» WHAT IS EXPECTED:
Using the listing below, please gather every line containing the word "Discontinuous".

» Data excerpts:
>> start

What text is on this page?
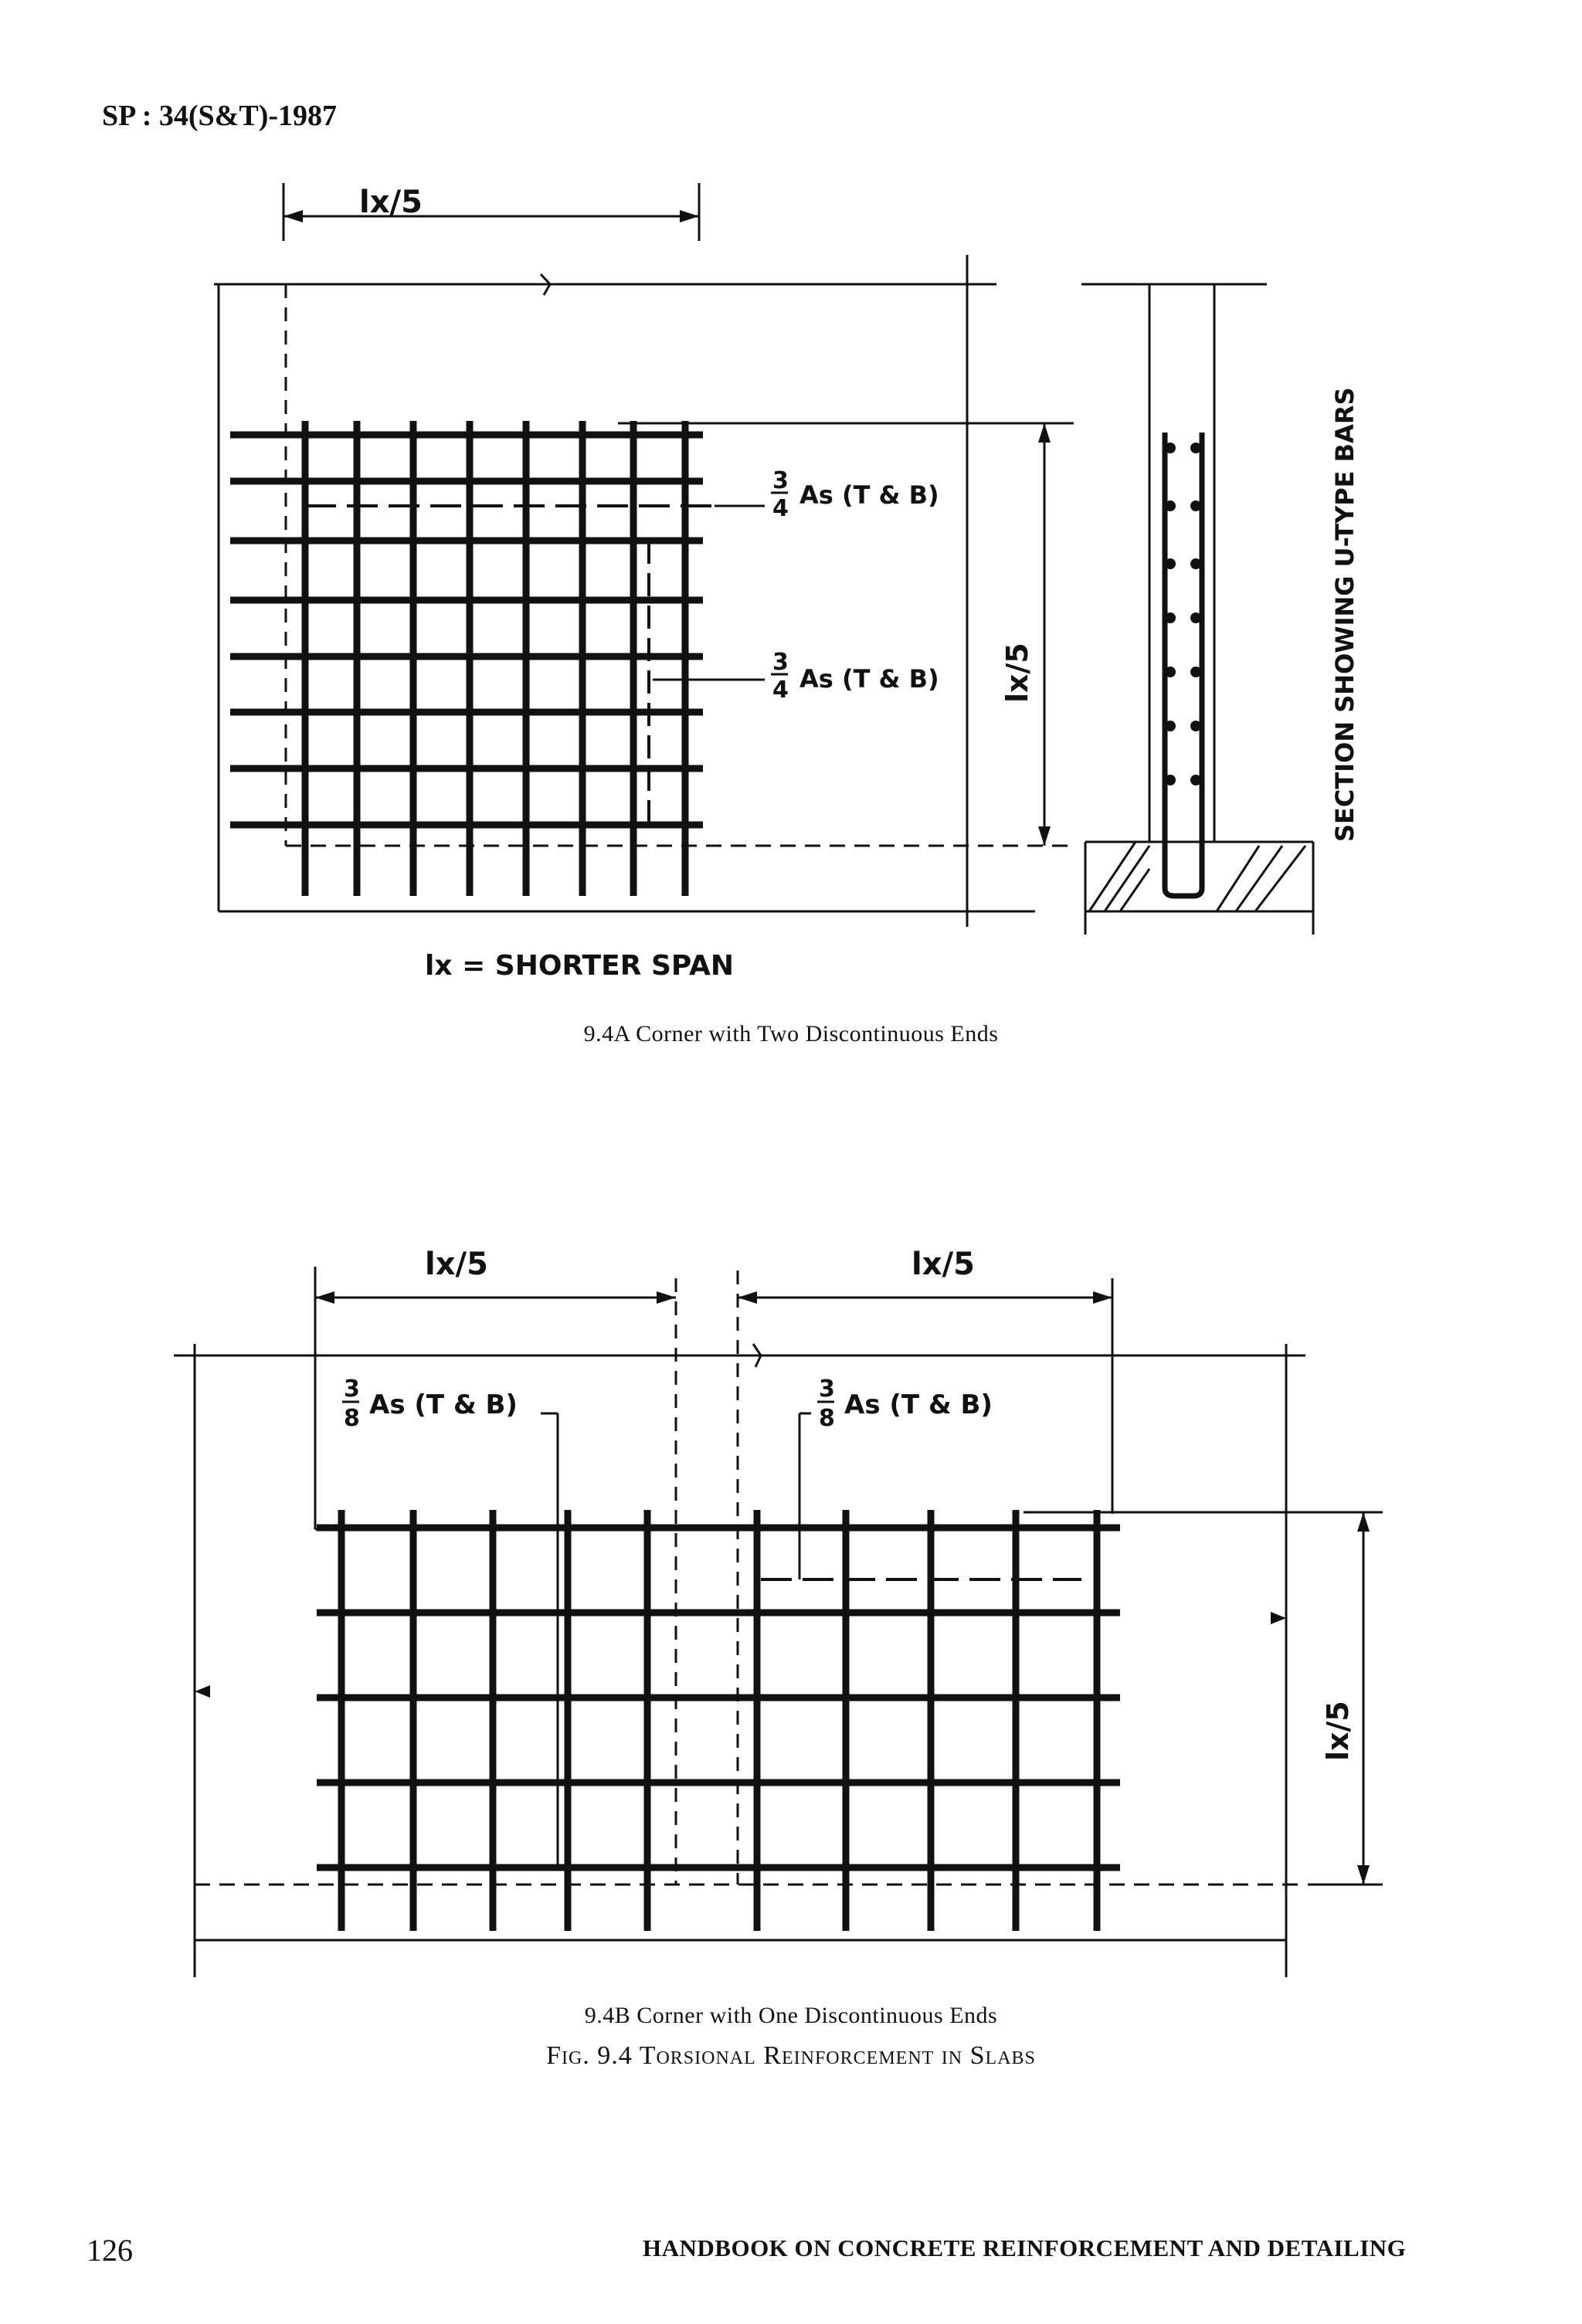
SP : 34(S&T)-1987
lx/5
3
4 As (T & B)
3
4 As (T & B) lx/5	SECTION SHOWING U-TYPE BARS
lx = SHORTER SPAN
9.4A Corner with Two Discontinuous Ends
lx/5	lx/5
3
8 As (T & B)
3
8 As (T & B)
lx/5
9.4B Corner with One Discontinuous Ends
Fig. 9.4 Torsional Reinforcement in Slabs
126	HANDBOOK ON CONCRETE REINFORCEMENT AND DETAILING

>> end

» COMPLETED TASK:
9.4A Corner with Two Discontinuous Ends
9.4B Corner with One Discontinuous Ends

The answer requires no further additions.